From the listing below, copy every line with the word "제조업재고지수".

········

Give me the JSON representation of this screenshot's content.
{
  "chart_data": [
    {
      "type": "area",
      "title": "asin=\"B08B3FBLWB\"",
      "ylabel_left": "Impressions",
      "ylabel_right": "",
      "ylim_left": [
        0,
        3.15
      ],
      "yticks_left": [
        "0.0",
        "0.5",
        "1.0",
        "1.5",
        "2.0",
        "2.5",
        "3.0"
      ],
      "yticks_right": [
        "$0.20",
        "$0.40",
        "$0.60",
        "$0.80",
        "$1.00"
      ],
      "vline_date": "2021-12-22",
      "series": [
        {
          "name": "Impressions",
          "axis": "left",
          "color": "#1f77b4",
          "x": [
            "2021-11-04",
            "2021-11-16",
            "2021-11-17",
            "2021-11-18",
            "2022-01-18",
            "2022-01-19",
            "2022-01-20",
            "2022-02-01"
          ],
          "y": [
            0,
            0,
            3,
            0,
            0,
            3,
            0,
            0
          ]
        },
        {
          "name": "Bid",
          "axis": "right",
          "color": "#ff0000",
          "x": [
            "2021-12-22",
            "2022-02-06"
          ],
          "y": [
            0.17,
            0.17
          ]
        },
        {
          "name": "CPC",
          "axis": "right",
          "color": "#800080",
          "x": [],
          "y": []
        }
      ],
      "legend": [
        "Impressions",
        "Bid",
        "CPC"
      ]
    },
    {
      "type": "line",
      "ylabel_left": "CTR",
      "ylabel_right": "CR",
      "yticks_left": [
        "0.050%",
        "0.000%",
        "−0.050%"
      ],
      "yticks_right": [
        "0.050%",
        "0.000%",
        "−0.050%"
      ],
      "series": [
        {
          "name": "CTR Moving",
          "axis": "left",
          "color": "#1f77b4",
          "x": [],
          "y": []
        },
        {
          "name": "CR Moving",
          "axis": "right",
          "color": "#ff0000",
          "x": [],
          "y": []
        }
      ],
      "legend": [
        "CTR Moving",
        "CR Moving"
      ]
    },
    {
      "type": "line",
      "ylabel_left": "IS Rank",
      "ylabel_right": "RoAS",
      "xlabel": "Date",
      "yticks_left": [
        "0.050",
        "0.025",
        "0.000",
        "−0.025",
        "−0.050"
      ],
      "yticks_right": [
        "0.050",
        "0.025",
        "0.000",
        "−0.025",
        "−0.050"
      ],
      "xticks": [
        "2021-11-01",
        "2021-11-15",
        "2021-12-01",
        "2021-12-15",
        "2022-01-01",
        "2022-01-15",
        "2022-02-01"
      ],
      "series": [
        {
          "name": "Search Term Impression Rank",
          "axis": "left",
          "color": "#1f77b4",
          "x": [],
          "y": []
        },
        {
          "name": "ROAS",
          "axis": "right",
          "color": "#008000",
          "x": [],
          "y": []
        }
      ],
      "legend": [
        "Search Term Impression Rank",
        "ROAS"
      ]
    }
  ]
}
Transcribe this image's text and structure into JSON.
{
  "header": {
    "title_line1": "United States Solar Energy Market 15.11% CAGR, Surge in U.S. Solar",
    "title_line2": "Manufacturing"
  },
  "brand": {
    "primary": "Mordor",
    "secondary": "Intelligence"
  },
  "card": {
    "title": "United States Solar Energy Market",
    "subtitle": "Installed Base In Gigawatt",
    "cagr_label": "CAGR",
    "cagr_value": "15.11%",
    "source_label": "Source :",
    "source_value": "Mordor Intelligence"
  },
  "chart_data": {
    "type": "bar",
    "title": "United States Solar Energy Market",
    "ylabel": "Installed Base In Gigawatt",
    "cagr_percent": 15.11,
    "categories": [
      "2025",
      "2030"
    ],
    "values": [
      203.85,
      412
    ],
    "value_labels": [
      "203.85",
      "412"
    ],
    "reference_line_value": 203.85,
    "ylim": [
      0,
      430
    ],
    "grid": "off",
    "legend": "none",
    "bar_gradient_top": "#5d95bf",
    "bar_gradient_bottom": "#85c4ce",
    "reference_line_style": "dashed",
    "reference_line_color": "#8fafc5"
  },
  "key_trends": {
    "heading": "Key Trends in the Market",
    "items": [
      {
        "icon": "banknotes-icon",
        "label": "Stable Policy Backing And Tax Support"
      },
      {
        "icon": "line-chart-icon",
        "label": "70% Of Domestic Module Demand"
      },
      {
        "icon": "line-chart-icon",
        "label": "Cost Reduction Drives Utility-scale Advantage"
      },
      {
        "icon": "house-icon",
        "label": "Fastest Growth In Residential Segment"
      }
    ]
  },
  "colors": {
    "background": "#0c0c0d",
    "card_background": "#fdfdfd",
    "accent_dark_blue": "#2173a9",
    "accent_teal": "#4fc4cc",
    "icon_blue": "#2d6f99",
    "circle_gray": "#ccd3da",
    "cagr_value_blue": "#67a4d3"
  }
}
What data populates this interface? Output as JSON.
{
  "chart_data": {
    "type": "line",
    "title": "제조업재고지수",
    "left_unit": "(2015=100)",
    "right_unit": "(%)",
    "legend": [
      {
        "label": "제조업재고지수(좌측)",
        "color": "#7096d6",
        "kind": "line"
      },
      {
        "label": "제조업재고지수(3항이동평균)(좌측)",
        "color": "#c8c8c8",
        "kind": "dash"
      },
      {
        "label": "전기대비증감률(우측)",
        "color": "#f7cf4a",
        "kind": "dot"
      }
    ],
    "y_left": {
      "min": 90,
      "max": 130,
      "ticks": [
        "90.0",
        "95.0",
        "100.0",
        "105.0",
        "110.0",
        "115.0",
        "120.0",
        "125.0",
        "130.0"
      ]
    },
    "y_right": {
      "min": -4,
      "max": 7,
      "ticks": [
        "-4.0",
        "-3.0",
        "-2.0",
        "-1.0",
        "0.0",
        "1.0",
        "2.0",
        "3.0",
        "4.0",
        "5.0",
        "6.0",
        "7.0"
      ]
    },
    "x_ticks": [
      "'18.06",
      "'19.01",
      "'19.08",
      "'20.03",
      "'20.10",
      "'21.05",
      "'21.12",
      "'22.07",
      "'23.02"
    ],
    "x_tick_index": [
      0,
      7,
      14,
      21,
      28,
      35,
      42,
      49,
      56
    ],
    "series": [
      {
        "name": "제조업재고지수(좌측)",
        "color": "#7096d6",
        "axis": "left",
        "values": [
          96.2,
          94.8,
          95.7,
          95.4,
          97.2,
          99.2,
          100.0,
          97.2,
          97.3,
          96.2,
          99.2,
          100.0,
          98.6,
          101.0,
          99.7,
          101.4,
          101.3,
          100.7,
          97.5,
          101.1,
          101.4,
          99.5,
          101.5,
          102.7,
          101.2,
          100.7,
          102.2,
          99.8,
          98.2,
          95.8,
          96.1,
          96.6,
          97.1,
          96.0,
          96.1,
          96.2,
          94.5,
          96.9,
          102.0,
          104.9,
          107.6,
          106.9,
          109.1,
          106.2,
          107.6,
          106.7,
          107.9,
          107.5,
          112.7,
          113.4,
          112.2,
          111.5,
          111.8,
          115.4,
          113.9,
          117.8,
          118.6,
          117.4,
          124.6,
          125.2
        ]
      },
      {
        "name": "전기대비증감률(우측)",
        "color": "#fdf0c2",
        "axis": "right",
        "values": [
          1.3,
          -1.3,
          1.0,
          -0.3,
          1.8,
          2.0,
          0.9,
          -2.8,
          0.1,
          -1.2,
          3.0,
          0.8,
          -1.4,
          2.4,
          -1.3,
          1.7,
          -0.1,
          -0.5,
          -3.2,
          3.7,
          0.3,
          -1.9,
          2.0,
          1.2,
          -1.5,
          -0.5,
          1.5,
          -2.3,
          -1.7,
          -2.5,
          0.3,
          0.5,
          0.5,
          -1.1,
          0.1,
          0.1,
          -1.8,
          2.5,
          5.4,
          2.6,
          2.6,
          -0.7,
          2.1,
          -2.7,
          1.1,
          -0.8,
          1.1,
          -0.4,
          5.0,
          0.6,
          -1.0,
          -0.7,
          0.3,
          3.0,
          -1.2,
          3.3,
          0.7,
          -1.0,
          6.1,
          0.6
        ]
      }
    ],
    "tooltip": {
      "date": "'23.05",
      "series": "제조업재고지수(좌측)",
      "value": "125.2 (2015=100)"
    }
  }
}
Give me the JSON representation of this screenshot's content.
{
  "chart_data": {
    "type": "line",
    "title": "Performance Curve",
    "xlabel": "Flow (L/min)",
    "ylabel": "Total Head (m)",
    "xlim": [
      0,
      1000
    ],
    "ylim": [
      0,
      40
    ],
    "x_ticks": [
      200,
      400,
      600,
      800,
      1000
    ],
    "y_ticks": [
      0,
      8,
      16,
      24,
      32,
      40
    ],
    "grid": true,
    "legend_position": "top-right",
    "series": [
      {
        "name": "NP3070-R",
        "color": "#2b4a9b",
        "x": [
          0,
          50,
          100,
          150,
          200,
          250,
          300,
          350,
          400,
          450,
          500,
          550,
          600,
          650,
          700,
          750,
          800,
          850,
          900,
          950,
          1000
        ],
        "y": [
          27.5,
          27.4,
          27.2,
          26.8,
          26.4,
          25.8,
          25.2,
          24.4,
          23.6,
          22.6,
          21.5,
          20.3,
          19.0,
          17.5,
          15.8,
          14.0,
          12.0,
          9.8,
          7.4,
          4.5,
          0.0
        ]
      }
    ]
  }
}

········

_EXERCISE ANSWER:_
    "title": "제조업재고지수",
        "label": "제조업재고지수(좌측)",
        "label": "제조업재고지수(3항이동평균)(좌측)",
        "name": "제조업재고지수(좌측)",
      "series": "제조업재고지수(좌측)",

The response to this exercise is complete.